- _SHORT PROBLEM_:
Go through the records underneath and write each one out again exactly.

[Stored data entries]

#####

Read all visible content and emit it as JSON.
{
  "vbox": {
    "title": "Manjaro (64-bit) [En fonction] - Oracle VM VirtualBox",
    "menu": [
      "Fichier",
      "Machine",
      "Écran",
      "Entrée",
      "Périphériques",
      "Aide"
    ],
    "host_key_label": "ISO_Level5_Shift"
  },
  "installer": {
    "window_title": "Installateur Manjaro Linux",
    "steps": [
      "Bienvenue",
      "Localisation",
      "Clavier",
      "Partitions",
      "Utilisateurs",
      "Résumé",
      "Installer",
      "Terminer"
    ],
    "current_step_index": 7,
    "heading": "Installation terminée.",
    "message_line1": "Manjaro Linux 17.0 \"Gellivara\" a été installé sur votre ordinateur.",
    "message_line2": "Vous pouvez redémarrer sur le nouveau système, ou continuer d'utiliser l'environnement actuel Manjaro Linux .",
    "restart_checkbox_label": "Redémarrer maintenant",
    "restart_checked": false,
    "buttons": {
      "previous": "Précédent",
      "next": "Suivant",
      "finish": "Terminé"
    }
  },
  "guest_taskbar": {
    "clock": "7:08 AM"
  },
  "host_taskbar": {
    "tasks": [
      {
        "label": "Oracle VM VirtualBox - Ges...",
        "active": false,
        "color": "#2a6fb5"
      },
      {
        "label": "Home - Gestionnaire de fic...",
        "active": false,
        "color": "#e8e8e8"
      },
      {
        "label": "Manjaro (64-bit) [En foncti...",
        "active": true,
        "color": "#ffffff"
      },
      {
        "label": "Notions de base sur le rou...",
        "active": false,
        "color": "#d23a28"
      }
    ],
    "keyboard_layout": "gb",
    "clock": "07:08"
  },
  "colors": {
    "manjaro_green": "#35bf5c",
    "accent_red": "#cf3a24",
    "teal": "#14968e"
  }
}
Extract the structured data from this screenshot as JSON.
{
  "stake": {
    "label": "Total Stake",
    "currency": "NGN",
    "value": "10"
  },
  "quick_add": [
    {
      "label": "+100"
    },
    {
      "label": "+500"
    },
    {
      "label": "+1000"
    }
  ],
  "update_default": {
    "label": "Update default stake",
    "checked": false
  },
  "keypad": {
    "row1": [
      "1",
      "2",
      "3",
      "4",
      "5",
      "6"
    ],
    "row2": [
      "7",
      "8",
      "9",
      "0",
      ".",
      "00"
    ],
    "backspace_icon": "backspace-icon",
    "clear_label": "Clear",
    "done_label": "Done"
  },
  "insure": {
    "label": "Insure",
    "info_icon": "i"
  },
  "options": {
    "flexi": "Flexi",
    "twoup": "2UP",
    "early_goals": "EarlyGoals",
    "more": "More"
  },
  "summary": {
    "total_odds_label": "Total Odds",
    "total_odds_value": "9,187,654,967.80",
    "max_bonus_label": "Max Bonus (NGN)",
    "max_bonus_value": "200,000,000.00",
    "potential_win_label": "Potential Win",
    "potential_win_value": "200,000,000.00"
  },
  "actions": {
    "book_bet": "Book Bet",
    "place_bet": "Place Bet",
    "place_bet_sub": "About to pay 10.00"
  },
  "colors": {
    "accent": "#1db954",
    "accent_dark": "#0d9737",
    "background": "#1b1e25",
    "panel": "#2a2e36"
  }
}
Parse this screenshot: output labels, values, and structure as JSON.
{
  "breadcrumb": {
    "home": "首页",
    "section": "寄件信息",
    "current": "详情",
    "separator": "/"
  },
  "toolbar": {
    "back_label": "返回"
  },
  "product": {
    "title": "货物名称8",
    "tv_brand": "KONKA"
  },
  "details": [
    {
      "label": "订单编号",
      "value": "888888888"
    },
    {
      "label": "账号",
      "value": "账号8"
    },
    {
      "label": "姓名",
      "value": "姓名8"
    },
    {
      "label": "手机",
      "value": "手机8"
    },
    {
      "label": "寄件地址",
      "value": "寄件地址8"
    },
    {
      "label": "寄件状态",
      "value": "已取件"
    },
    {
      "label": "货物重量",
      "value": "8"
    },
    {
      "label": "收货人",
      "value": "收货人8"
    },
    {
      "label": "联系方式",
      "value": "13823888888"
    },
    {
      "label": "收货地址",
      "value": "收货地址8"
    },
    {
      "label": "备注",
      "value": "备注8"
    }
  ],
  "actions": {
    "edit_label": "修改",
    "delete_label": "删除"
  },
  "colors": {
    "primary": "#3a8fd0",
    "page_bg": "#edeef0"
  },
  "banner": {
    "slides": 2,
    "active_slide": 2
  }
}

#####

- _EXERCISE RESPONSE_:
Read all visible content and emit it as JSON.
{
  "vbox": {
    "title": "Manjaro (64-bit) [En fonction] - Oracle VM VirtualBox",
    "menu": [
      "Fichier",
      "Machine",
      "Écran",
      "Entrée",
      "Périphériques",
      "Aide"
    ],
    "host_key_label": "ISO_Level5_Shift"
  },
  "installer": {
    "window_title": "Installateur Manjaro Linux",
    "steps": [
      "Bienvenue",
      "Localisation",
      "Clavier",
      "Partitions",
      "Utilisateurs",
      "Résumé",
      "Installer",
      "Terminer"
    ],
    "current_step_index": 7,
    "heading": "Installation terminée.",
    "message_line1": "Manjaro Linux 17.0 \"Gellivara\" a été installé sur votre ordinateur.",
    "message_line2": "Vous pouvez redémarrer sur le nouveau système, ou continuer d'utiliser l'environnement actuel Manjaro Linux .",
    "restart_checkbox_label": "Redémarrer maintenant",
    "restart_checked": false,
    "buttons": {
      "previous": "Précédent",
      "next": "Suivant",
      "finish": "Terminé"
    }
  },
  "guest_taskbar": {
    "clock": "7:08 AM"
  },
  "host_taskbar": {
    "tasks": [
      {
        "label": "Oracle VM VirtualBox - Ges...",
        "active": false,
        "color": "#2a6fb5"
      },
      {
        "label": "Home - Gestionnaire de fic...",
        "active": false,
        "color": "#e8e8e8"
      },
      {
        "label": "Manjaro (64-bit) [En foncti...",
        "active": true,
        "color": "#ffffff"
      },
      {
        "label": "Notions de base sur le rou...",
        "active": false,
        "color": "#d23a28"
      }
    ],
    "keyboard_layout": "gb",
    "clock": "07:08"
  },
  "colors": {
    "manjaro_green": "#35bf5c",
    "accent_red": "#cf3a24",
    "teal": "#14968e"
  }
}
Extract the structured data from this screenshot as JSON.
{
  "stake": {
    "label": "Total Stake",
    "currency": "NGN",
    "value": "10"
  },
  "quick_add": [
    {
      "label": "+100"
    },
    {
      "label": "+500"
    },
    {
      "label": "+1000"
    }
  ],
  "update_default": {
    "label": "Update default stake",
    "checked": false
  },
  "keypad": {
    "row1": [
      "1",
      "2",
      "3",
      "4",
      "5",
      "6"
    ],
    "row2": [
      "7",
      "8",
      "9",
      "0",
      ".",
      "00"
    ],
    "backspace_icon": "backspace-icon",
    "clear_label": "Clear",
    "done_label": "Done"
  },
  "insure": {
    "label": "Insure",
    "info_icon": "i"
  },
  "options": {
    "flexi": "Flexi",
    "twoup": "2UP",
    "early_goals": "EarlyGoals",
    "more": "More"
  },
  "summary": {
    "total_odds_label": "Total Odds",
    "total_odds_value": "9,187,654,967.80",
    "max_bonus_label": "Max Bonus (NGN)",
    "max_bonus_value": "200,000,000.00",
    "potential_win_label": "Potential Win",
    "potential_win_value": "200,000,000.00"
  },
  "actions": {
    "book_bet": "Book Bet",
    "place_bet": "Place Bet",
    "place_bet_sub": "About to pay 10.00"
  },
  "colors": {
    "accent": "#1db954",
    "accent_dark": "#0d9737",
    "background": "#1b1e25",
    "panel": "#2a2e36"
  }
}
Parse this screenshot: output labels, values, and structure as JSON.
{
  "breadcrumb": {
    "home": "首页",
    "section": "寄件信息",
    "current": "详情",
    "separator": "/"
  },
  "toolbar": {
    "back_label": "返回"
  },
  "product": {
    "title": "货物名称8",
    "tv_brand": "KONKA"
  },
  "details": [
    {
      "label": "订单编号",
      "value": "888888888"
    },
    {
      "label": "账号",
      "value": "账号8"
    },
    {
      "label": "姓名",
      "value": "姓名8"
    },
    {
      "label": "手机",
      "value": "手机8"
    },
    {
      "label": "寄件地址",
      "value": "寄件地址8"
    },
    {
      "label": "寄件状态",
      "value": "已取件"
    },
    {
      "label": "货物重量",
      "value": "8"
    },
    {
      "label": "收货人",
      "value": "收货人8"
    },
    {
      "label": "联系方式",
      "value": "13823888888"
    },
    {
      "label": "收货地址",
      "value": "收货地址8"
    },
    {
      "label": "备注",
      "value": "备注8"
    }
  ],
  "actions": {
    "edit_label": "修改",
    "delete_label": "删除"
  },
  "colors": {
    "primary": "#3a8fd0",
    "page_bg": "#edeef0"
  },
  "banner": {
    "slides": 2,
    "active_slide": 2
  }
}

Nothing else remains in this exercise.